───── Items ─────
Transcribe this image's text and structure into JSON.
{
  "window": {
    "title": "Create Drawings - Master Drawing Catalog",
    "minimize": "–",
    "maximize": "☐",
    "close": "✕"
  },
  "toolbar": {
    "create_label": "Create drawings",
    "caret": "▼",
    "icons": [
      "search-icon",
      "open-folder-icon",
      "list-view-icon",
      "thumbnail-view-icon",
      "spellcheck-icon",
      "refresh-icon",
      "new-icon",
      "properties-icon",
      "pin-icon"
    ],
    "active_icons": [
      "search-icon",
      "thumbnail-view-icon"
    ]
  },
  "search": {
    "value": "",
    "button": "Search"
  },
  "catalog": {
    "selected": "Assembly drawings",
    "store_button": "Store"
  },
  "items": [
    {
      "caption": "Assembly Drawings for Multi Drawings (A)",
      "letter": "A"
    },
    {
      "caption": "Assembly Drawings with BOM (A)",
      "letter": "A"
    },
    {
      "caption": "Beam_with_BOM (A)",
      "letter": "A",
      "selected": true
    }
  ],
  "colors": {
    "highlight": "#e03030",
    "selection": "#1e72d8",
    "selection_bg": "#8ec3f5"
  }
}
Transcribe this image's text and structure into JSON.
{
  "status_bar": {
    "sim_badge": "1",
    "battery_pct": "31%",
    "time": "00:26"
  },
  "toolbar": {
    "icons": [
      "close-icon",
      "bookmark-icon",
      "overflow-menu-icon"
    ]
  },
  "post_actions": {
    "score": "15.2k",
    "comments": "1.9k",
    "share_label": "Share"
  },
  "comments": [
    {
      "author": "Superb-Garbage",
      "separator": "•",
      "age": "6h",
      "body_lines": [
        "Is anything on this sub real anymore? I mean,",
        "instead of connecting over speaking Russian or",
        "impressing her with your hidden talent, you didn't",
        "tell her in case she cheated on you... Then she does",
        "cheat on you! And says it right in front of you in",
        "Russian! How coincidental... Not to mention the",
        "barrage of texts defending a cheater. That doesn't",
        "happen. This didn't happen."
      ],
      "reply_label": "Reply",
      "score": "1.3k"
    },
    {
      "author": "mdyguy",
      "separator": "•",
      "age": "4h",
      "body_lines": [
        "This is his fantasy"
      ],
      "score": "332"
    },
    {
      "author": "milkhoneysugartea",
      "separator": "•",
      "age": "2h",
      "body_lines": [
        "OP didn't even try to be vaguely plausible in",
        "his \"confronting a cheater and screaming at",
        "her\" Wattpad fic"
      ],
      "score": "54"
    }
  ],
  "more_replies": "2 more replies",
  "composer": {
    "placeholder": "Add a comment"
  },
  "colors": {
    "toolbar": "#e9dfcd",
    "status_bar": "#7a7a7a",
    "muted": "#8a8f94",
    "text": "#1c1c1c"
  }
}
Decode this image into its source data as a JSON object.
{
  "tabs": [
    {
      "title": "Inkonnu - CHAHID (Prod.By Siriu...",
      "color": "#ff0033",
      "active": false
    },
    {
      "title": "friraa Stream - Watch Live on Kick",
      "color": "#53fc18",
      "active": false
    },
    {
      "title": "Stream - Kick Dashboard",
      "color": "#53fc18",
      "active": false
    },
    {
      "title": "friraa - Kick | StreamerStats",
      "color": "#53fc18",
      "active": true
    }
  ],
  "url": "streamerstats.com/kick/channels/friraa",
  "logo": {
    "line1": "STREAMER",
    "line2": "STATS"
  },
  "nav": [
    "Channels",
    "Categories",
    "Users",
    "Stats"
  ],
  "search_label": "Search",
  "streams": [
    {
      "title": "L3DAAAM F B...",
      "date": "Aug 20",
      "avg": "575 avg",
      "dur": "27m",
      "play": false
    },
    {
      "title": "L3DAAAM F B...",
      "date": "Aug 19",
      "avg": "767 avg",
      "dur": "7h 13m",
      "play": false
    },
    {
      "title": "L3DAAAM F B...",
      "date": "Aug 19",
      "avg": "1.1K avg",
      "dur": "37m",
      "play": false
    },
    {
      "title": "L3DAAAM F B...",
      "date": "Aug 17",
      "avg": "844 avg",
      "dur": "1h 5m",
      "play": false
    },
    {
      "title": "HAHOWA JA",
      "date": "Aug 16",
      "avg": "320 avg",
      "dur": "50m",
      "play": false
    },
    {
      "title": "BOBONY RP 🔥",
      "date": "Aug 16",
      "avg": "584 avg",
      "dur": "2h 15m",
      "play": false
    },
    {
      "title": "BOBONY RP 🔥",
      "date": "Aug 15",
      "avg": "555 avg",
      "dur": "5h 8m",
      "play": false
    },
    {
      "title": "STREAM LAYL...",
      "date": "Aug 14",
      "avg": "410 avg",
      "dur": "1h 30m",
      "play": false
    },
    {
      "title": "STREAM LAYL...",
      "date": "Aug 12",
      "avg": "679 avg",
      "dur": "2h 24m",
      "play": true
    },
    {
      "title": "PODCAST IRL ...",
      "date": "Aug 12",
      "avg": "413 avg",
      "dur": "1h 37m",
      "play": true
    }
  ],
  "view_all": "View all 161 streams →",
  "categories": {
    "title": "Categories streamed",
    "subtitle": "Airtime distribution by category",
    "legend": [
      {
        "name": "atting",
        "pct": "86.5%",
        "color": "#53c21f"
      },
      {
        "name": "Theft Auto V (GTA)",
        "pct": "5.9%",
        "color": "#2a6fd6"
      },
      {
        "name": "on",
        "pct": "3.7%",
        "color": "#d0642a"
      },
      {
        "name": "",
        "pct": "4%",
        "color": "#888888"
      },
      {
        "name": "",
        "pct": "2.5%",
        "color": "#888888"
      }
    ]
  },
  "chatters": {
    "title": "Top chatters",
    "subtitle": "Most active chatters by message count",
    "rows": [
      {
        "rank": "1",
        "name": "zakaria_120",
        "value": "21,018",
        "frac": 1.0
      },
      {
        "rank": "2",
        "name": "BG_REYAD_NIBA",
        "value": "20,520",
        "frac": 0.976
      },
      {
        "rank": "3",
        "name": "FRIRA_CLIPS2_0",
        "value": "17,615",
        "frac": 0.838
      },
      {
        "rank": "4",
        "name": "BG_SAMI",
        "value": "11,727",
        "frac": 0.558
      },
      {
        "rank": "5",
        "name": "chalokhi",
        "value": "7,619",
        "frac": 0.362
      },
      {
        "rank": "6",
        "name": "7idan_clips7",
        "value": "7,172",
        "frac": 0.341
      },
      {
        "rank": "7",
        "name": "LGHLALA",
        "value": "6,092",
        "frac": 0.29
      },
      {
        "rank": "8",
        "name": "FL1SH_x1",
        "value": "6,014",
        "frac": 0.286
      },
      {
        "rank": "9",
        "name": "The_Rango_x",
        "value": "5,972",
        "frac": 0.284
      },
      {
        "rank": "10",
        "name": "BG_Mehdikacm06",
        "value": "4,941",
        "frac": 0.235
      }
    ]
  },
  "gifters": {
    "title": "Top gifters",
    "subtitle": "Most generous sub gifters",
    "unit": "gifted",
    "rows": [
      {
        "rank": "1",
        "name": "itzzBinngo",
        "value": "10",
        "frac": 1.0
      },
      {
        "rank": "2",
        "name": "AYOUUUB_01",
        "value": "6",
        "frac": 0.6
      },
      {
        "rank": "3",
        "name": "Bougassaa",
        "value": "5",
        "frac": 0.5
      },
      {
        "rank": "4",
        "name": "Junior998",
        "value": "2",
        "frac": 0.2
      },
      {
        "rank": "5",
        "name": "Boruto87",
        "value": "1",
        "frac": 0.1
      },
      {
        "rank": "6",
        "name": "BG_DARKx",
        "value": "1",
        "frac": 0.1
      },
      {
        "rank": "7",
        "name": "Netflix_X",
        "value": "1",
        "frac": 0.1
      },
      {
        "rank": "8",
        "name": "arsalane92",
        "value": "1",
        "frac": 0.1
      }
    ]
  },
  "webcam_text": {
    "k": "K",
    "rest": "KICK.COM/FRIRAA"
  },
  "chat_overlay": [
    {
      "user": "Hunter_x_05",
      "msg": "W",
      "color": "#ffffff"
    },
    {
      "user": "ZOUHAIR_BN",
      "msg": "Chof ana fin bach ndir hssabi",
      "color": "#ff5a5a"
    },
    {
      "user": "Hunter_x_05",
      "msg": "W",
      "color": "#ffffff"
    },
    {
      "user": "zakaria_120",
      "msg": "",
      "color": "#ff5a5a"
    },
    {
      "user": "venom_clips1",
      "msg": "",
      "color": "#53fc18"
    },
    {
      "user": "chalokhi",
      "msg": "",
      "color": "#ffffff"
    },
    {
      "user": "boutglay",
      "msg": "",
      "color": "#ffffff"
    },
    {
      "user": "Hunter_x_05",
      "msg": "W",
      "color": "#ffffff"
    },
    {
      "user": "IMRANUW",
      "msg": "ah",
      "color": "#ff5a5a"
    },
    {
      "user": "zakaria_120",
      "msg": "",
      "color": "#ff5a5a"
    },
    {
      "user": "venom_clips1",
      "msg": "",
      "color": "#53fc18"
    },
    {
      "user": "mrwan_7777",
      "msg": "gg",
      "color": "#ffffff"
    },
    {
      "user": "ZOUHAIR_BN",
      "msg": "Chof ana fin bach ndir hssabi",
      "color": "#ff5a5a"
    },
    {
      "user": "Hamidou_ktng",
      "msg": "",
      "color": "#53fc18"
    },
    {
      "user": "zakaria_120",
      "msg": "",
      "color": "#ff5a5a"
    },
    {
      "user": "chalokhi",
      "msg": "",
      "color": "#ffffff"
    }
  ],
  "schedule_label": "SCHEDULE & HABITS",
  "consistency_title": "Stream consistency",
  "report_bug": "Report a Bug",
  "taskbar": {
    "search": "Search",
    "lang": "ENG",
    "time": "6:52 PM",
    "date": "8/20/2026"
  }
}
─────
__Given exercise__
For each line above that contains the word "score", copy that line.

__Answer below__
    "score": "15.2k",
      "score": "1.3k"
      "score": "332"
      "score": "54"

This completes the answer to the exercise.